[Problem description]
Say how many lines of the listing below contain "자랑하는", giving the number and nothing else.
-- Input for this task start --
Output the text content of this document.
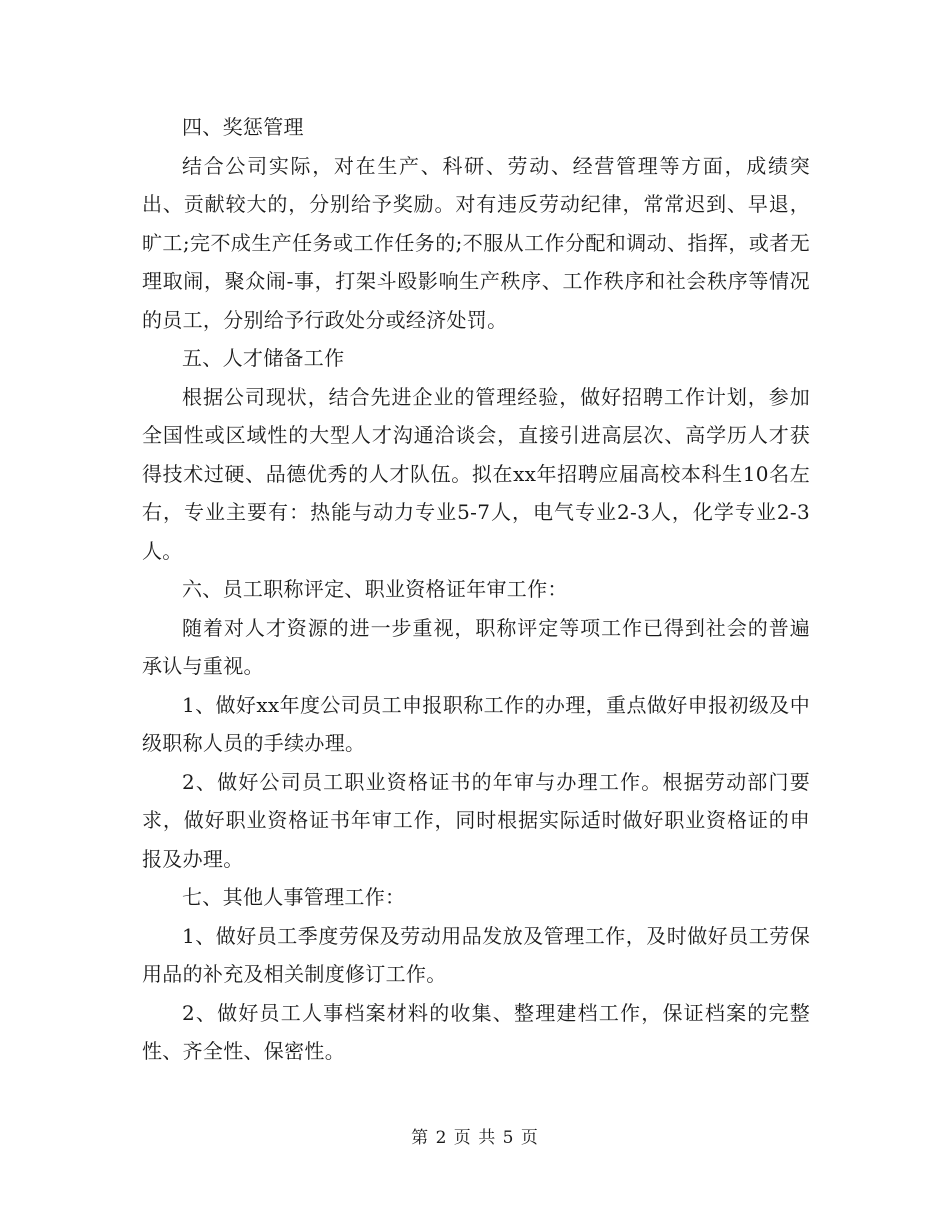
四、奖惩管理

结合公司实际，对在生产、科研、劳动、经营管理等方面，成绩突出、贡献较大的，分别给予奖励。对有违反劳动纪律，常常迟到、早退，旷工;完不成生产任务或工作任务的;不服从工作分配和调动、指挥，或者无理取闹，聚众闹-事，打架斗殴影响生产秩序、工作秩序和社会秩序等情况的员工，分别给予行政处分或经济处罚。

五、人才储备工作

根据公司现状，结合先进企业的管理经验，做好招聘工作计划，参加全国性或区域性的大型人才沟通洽谈会，直接引进高层次、高学历人才获得技术过硬、品德优秀的人才队伍。拟在xx年招聘应届高校本科生10名左右，专业主要有：热能与动力专业5-7人，电气专业2-3人，化学专业2-3人。

六、员工职称评定、职业资格证年审工作：

随着对人才资源的进一步重视，职称评定等项工作已得到社会的普遍承认与重视。

1、做好xx年度公司员工申报职称工作的办理，重点做好申报初级及中级职称人员的手续办理。

2、做好公司员工职业资格证书的年审与办理工作。根据劳动部门要求，做好职业资格证书年审工作，同时根据实际适时做好职业资格证的申报及办理。

七、其他人事管理工作：

1、做好员工季度劳保及劳动用品发放及管理工作，及时做好员工劳保用品的补充及相关制度修订工作。

2、做好员工人事档案材料的收集、整理建档工作，保证档案的完整性、齐全性、保密性。

第 2 页 共 5 页
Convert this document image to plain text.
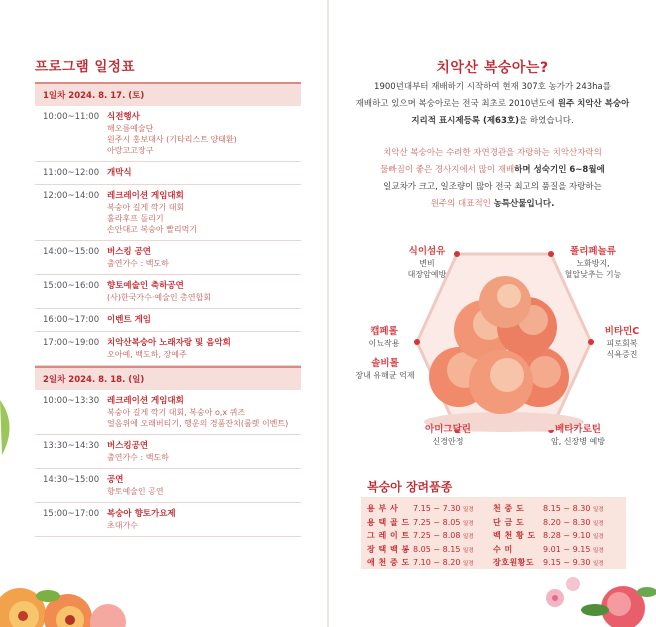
프로그램 일정표
1일차 2024. 8. 17. (토)
10:00~11:00 식전행사
해오름예술단
원주시 홍보대사 (기타리스트 양태환)
아랑고고장구
11:00~12:00 개막식
12:00~14:00 레크레이션 게임대회
복숭아 길게 깍기 대회
훌라후프 돌리기
손안대고 복숭아 빨리먹기
14:00~15:00 버스킹 공연
출연가수 : 백도하
15:00~16:00 향토예술인 축하공연
(사)한국가수·예술인 총연합회
16:00~17:00 이벤트 게임
17:00~19:00 치악산복숭아 노래자랑 및 음악회
오아예, 백도하, 장예주
2일차 2024. 8. 18. (일)
10:00~13:30 레크레이션 게임대회
복숭아 길게 깍기 대회, 복숭아 o,x 퀴즈
얼음위에 오래버티기, 행운의 경품잔치(룰렛 이벤트)
13:30~14:30 버스킹공연
출연가수 : 백도하
14:30~15:00 공연
향토예술인 공연
15:00~17:00 복숭아 향토가요제
초대가수
치악산 복숭아는?
1900년대부터 재배하기 시작하여 현재 307호 농가가 243ha를
재배하고 있으며 복숭아로는 전국 최초로 2010년도에 원주 치악산 복숭아
지리적 표시제등록 (제63호)을 하였습니다.
치악산 복숭아는 수려한 자연경관을 자랑하는 치악산자락의
물빠짐이 좋은 경사지에서 많이 재배하며 성숙기인 6~8월에
일교차가 크고, 일조량이 많아 전국 최고의 품질을 자랑하는
원주의 대표적인 농특산물입니다.
식이섬유
변비
대장암예방
폴리페놀류
노화방지,
혈압낮추는 기능
비타민C
피로회복
식욕증진
베타카로틴
암, 신장병 예방
아미그달린
신경안정
솔비톨
장내 유해균 억제
캡페롤
이뇨작용
복숭아 장려품종
용 부 사	7.15 ~ 7.30 일경	천 중 도	8.15 ~ 8.30 일경
용 택 골 드 7.25 ~ 8.05 일경	단 금 도	8.20 ~ 8.30 일경
그 레 이 트 7.25 ~ 8.08 일경	백 천 황 도 8.28 ~ 9.10 일경
장 택 백 봉 8.05 ~ 8.15 일경	수 미	9.01 ~ 9.15 일경
애 천 중 도 7.10 ~ 8.20 일경	장호원황도	9.15 ~ 9.30 일경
-- Input for this task end --
[Answer for the task]
2